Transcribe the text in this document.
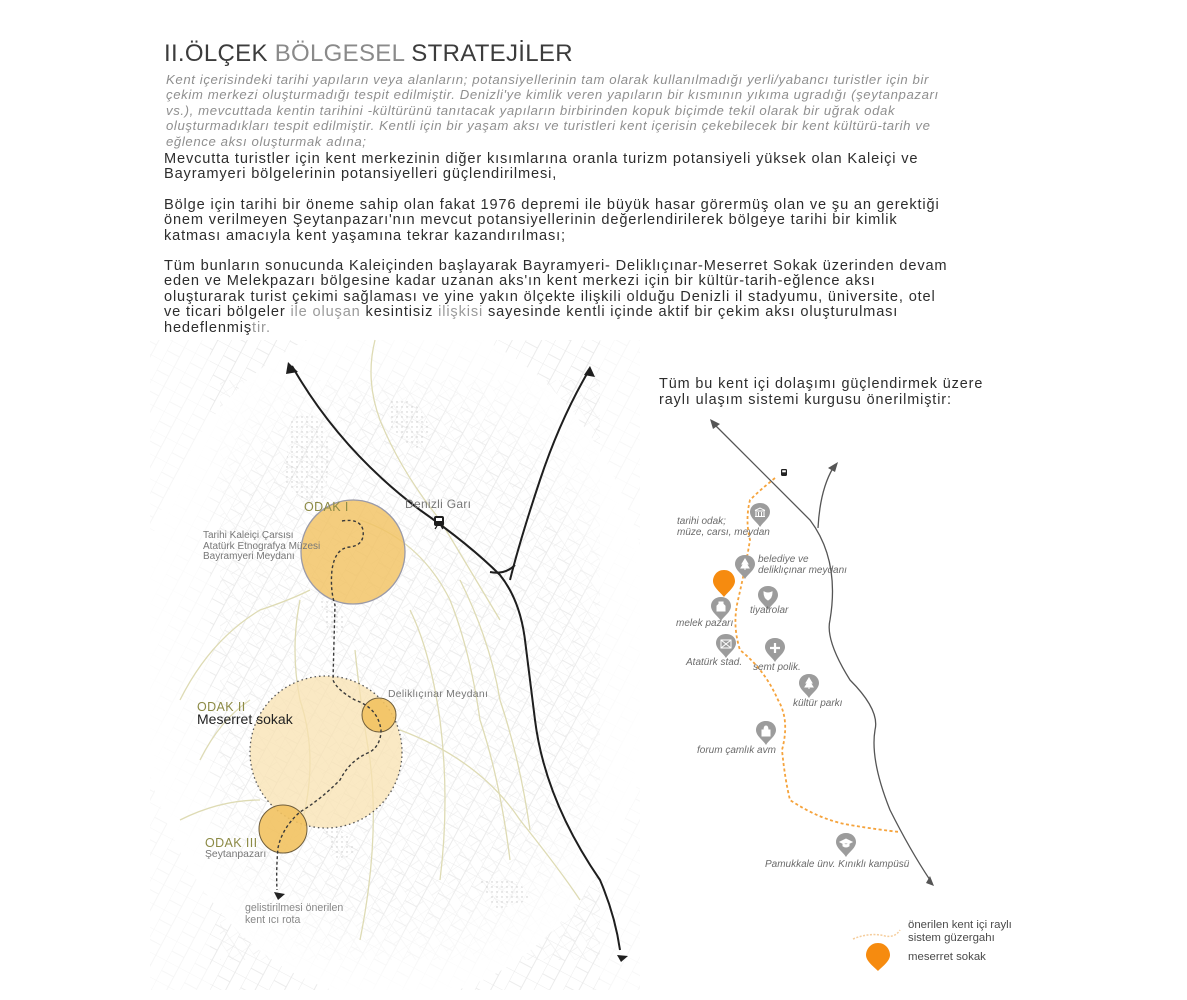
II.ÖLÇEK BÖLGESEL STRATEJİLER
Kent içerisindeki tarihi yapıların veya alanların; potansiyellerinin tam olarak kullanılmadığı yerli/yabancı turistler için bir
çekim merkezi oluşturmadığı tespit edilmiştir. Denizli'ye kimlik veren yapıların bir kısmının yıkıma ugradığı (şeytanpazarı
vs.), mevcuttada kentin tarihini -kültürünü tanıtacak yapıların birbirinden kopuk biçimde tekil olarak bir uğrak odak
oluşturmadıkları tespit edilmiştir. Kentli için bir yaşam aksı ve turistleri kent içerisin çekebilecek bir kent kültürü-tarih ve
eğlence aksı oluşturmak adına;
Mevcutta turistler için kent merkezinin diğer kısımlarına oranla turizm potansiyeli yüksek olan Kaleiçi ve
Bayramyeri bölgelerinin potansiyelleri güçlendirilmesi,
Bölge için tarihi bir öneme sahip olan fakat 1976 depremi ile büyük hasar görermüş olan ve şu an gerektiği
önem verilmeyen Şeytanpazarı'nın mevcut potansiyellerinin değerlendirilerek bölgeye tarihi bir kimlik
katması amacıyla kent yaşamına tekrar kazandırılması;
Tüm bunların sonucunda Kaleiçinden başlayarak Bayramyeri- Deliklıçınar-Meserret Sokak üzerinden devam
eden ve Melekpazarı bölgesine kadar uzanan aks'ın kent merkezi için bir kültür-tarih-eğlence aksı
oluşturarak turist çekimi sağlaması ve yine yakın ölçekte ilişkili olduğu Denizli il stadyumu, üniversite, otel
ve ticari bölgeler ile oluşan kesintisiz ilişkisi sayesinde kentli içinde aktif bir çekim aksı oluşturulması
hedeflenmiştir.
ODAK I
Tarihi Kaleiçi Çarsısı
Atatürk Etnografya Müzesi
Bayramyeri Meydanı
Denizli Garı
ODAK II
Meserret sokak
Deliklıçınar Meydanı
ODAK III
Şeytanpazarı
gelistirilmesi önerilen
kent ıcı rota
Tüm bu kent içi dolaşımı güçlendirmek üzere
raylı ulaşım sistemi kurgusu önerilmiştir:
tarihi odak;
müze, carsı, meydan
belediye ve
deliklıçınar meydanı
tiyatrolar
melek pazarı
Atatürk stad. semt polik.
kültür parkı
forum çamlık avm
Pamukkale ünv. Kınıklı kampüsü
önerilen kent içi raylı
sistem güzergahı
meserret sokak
-*-*-
*Job:* Scan the listing above for the word "aksı" and copy every line that holds it.

*Written solution:*
oluşturmadıkları tespit edilmiştir. Kentli için bir yaşam aksı ve turistleri kent içerisin çekebilecek bir kent kültürü-tarih ve
eğlence aksı oluşturmak adına;
eden ve Melekpazarı bölgesine kadar uzanan aks'ın kent merkezi için bir kültür-tarih-eğlence aksı
ve ticari bölgeler ile oluşan kesintisiz ilişkisi sayesinde kentli içinde aktif bir çekim aksı oluşturulması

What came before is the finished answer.